Requirements – Select each line where the word "document" appears.

Given information –
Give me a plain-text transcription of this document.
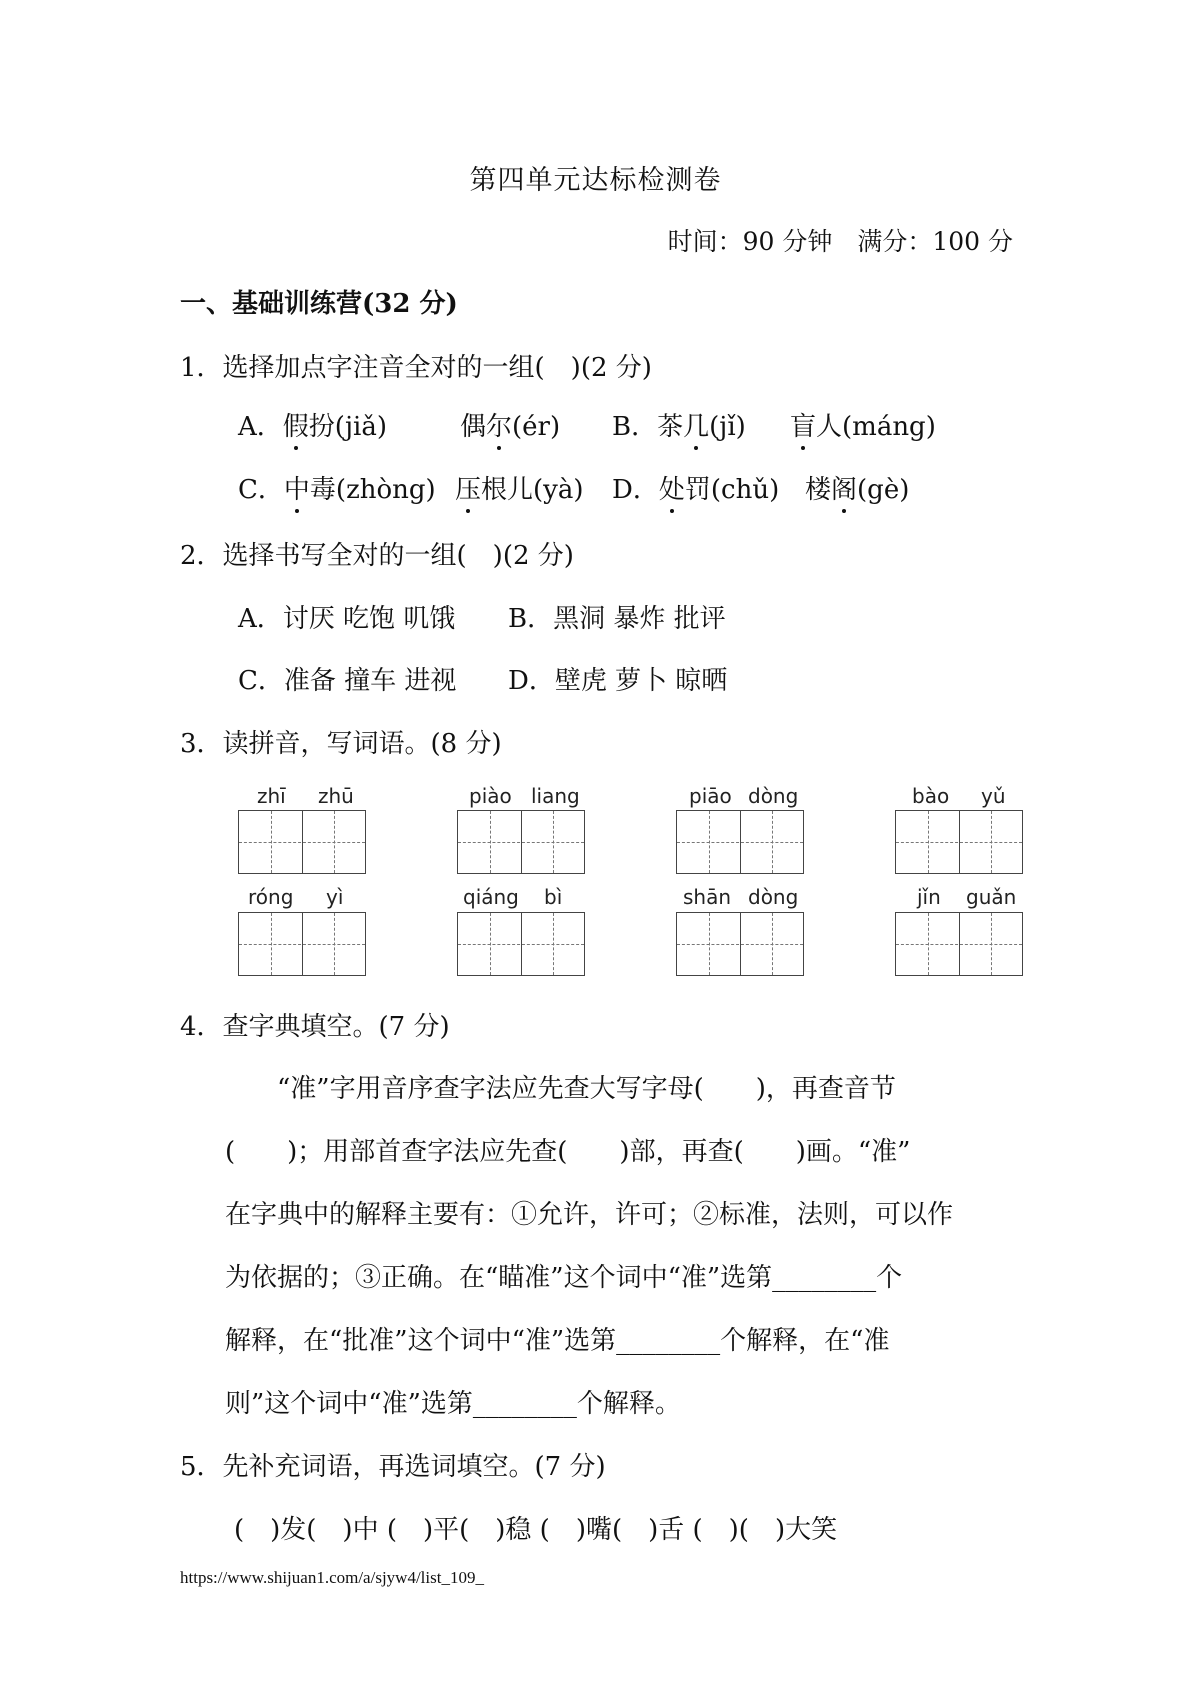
第四单元达标检测卷
时间：90 分钟　满分：100 分
一、基础训练营(32 分)
1．选择加点字注音全对的一组(　)(2 分)
A．假扮(jiǎ)	偶尔(ér) B．茶几(jǐ) 盲人(máng)
C．中毒(zhòng) 压根儿(yà) D．处罚(chǔ) 楼阁(gè)
2．选择书写全对的一组(　)(2 分)
A．讨厌 吃饱 叽饿 B．黑洞 暴炸 批评
C．准备 撞车 进视 D．壁虎 萝卜 晾晒
3．读拼音，写词语。(8 分)
zhī zhū	piào liang	piāo dòng	bào yǔ
róng yì	qiáng bì	shān dòng	jǐn guǎn
4．查字典填空。(7 分)
　　“准”字用音序查字法应先查大写字母(　　)，再查音节
(　　)；用部首查字法应先查(　　)部，再查(　　)画。“准”
在字典中的解释主要有：①允许，许可；②标准，法则，可以作
为依据的；③正确。在“瞄准”这个词中“准”选第________个
解释，在“批准”这个词中“准”选第________个解释，在“准
则”这个词中“准”选第________个解释。
5．先补充词语，再选词填空。(7 分)
(　)发(　)中 (　)平(　)稳 (　)嘴(　)舌 (　)(　)大笑
https://www.shijuan1.com/a/sjyw4/list_109_
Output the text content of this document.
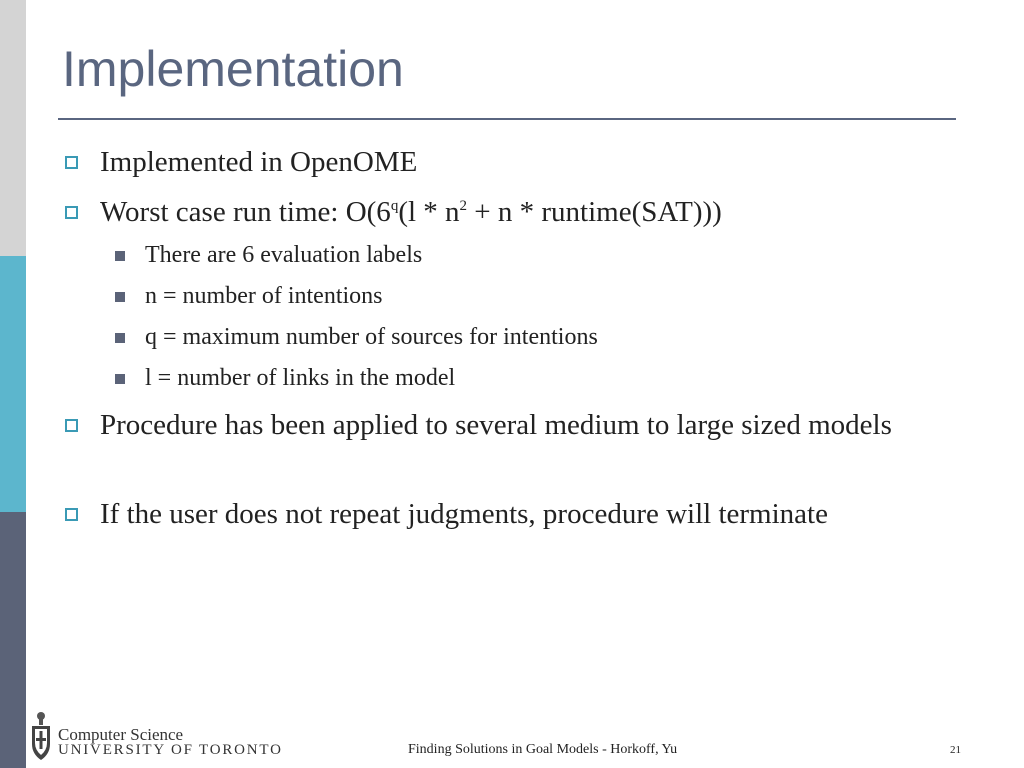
Implementation
Implemented in OpenOME
Worst case run time: $O(6^q(l * n^2 + n$ * runtime(SAT)))
There are 6 evaluation labels
n = number of intentions
q = maximum number of sources for intentions
l = number of links in the model
Procedure has been applied to several medium to large sized models
If the user does not repeat judgments, procedure will terminate
Computer Science
UNIVERSITY OF TORONTO	Finding Solutions in Goal Models - Horkoff, Yu	21
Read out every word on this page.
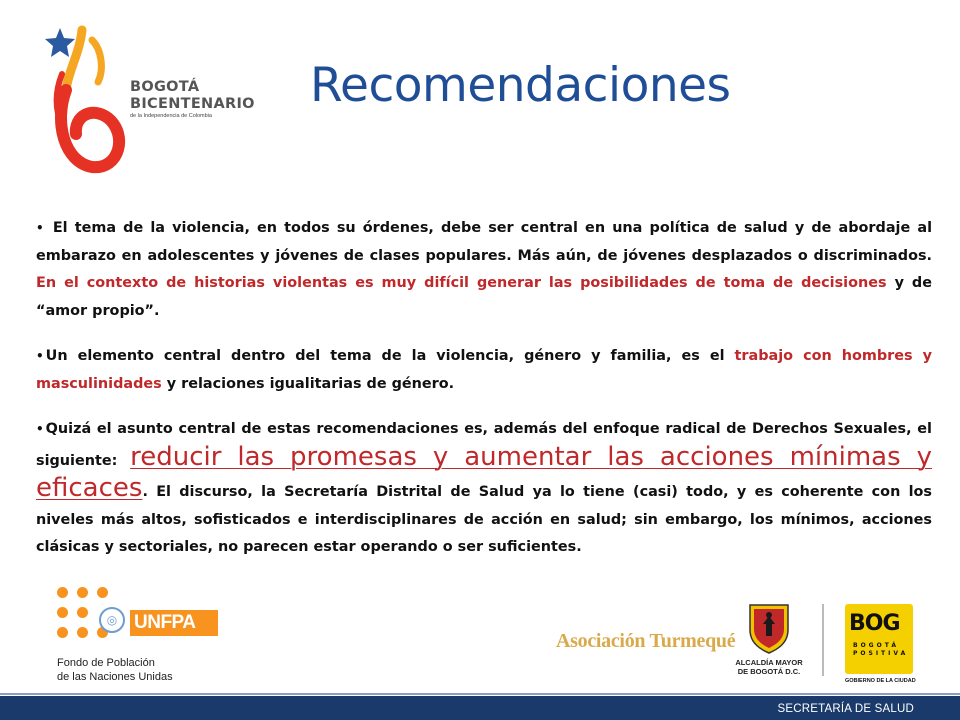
BOGOTÁ
BICENTENARIO
de la Independencia de Colombia
Recomendaciones

• El tema de la violencia, en todos su órdenes, debe ser central en una política de salud y de abordaje al embarazo en adolescentes y jóvenes de clases populares. Más aún, de jóvenes desplazados o discriminados. En el contexto de historias violentas es muy difícil generar las posibilidades de toma de decisiones y de “amor propio”.

• Un elemento central dentro del tema de la violencia, género y familia, es el trabajo con hombres y masculinidades y relaciones igualitarias de género.

• Quizá el asunto central de estas recomendaciones es, además del enfoque radical de Derechos Sexuales, el siguiente: reducir las promesas y aumentar las acciones mínimas y eficaces. El discurso, la Secretaría Distrital de Salud ya lo tiene (casi) todo, y es coherente con los niveles más altos, sofisticados e interdisciplinares de acción en salud; sin embargo, los mínimos, acciones clásicas y sectoriales, no parecen estar operando o ser suficientes.

◎ UNFPA
Fondo de Población
de las Naciones Unidas
Asociación Turmequé
ALCALDÍA MAYOR
DE BOGOTÁ D.C.
BOG
BOGOTÁ
POSITIVA
GOBIERNO DE LA CIUDAD
SECRETARÍA DE SALUD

Solved problem –
Give me a plain-text transcription of this document.
Output the text content of this document.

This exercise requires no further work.